KUTIPAN TERPILIH:
==========
Milih VPS buat Side Project: Hal-Hal yang Saya Pertimbangkan
Buat side project, milih VPS itu keputusan yang lebih penting dari kelihatannya — salah pilih, bisa jadi beban biaya atau maintenance yang nggak sepadan sama skala proyeknya. Ini beberapa hal yang saya pertimbangkan.
Harga vs kebutuhan aktual. Side project biasanya belum punya traffic besar. Nggak perlu langsung sewa spek tinggi — mulai dari yang paling minimal yang masih realistis, upgrade belakangan kalau memang perlu.
Kecepatan respons support. Ini sering diremehkan sampai kamu beneran butuh bantuan tengah malam waktu server down. Provider dengan support yang responsif dan solutif itu worth bayar sedikit lebih mahal.
Kemudahan provisioning & manajemen. Kalau setup server-nya ribet, itu ngambil waktu dari hal yang lebih penting: ngembangin fitur proyeknya sendiri. Saya prioritaskan provider yang provisioning-nya cepat dan dashboard manajemennya jelas.
==========
INFORMASI SUMBER:

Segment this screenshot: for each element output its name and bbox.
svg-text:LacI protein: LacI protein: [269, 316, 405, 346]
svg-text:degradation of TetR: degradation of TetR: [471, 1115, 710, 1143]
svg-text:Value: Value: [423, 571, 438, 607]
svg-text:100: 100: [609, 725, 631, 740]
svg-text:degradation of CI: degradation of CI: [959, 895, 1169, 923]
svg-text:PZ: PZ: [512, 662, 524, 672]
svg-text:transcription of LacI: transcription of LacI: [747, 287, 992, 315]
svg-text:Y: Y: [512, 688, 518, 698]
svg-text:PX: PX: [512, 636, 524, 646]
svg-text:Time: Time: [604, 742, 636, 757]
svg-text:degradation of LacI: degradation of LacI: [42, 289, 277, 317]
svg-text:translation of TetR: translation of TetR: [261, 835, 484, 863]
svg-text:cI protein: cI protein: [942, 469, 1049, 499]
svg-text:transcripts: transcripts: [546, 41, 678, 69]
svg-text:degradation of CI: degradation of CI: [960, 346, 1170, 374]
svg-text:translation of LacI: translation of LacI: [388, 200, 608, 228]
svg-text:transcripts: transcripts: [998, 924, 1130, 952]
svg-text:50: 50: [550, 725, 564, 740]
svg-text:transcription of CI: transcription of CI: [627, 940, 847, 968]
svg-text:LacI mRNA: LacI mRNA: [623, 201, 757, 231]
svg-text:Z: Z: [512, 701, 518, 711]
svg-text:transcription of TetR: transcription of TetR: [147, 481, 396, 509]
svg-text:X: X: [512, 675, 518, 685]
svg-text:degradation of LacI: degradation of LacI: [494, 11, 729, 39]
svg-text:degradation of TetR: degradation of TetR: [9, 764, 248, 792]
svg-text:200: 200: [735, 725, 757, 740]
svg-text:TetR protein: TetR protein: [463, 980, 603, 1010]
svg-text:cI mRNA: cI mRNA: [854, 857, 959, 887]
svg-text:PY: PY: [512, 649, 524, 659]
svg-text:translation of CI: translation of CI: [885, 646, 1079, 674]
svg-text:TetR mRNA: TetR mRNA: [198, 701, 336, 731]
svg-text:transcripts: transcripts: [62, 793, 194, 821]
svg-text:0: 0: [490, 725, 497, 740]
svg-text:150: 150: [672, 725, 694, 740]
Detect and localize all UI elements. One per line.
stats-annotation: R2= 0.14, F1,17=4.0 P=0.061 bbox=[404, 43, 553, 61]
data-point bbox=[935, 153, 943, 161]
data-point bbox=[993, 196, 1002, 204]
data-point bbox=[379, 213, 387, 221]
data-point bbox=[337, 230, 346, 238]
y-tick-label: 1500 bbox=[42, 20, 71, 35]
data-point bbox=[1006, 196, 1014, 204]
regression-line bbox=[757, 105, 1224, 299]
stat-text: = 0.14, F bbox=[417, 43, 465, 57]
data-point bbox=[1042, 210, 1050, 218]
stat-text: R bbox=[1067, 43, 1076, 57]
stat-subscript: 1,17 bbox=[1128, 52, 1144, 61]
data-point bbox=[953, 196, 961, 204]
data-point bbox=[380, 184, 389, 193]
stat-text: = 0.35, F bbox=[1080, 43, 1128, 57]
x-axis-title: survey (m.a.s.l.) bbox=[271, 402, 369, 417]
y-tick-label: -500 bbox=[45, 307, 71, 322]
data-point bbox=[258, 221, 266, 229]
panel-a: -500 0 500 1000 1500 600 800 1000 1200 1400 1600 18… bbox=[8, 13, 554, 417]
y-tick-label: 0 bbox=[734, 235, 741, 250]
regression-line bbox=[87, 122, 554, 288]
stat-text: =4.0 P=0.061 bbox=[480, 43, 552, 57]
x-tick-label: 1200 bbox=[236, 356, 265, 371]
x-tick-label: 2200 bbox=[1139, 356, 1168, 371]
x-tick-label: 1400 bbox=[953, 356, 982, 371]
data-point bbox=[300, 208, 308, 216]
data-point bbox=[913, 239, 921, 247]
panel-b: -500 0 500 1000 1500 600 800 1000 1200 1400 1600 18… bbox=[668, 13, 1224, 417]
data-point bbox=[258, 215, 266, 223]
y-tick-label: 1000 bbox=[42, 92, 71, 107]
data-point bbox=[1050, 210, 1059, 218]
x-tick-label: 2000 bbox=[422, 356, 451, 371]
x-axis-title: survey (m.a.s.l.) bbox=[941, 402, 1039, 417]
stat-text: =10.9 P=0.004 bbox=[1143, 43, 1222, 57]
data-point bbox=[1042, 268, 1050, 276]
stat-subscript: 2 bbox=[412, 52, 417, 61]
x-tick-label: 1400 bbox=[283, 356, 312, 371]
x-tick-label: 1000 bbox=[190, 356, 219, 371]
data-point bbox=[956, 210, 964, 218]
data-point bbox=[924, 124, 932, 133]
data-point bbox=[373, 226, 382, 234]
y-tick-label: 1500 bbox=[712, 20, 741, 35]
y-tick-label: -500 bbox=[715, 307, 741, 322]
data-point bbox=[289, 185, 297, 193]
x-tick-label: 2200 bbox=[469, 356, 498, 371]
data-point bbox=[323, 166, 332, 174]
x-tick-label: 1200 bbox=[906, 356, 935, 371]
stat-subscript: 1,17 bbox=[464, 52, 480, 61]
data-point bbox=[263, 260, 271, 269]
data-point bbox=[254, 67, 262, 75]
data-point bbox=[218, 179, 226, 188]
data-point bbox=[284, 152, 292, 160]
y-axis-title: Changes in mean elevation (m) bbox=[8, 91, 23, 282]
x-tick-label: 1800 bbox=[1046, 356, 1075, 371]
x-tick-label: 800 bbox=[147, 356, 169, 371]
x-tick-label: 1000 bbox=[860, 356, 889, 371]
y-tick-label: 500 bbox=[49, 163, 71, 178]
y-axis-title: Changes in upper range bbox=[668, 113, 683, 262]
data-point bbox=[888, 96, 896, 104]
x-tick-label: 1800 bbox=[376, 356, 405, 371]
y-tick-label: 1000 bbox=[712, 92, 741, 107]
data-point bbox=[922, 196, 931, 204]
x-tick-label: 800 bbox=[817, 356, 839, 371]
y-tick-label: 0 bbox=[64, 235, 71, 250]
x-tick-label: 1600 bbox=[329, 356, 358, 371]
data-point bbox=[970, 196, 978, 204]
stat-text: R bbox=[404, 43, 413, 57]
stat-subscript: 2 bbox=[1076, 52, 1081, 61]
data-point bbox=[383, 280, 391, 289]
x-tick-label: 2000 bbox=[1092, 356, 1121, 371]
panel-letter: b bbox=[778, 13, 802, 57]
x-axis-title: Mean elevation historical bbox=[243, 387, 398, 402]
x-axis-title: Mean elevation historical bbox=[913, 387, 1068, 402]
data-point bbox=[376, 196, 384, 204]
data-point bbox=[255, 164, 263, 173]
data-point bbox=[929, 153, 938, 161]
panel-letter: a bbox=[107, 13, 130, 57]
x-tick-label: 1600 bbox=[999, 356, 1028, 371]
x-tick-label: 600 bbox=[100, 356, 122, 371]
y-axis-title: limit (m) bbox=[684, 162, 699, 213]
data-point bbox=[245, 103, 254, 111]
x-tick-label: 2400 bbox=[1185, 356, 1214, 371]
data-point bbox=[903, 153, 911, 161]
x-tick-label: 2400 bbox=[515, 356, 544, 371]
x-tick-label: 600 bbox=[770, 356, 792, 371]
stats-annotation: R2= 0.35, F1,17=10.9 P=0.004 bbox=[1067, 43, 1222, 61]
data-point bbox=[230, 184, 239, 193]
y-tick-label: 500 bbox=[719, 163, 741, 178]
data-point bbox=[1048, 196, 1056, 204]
==========
RINCIAN TUGAS: Lanjutkan tulisan tentang memilih VPS untuk side project, mulai setelah kalimat terakhirnya.

JAWABAN:
Fleksibilitas buat multi-proyek. Kalau kamu (kayak saya) suka bikin beberapa side project sekaligus, VPS yang bisa handle banyak domain/aplikasi dalam satu instance (lewat reverse proxy Nginx, misalnya) jauh lebih efisien daripada sewa VPS terpisah per proyek.
Lokasi server. Kalau target user-nya lokal, pilih region yang deket biar latency rendah.
Nggak ada provider yang “paling bagus” secara universal — tapi kombinasi harga terjangkau, support responsif, dan performa stabil itu kombo yang saya cari tiap kali evaluasi opsi baru.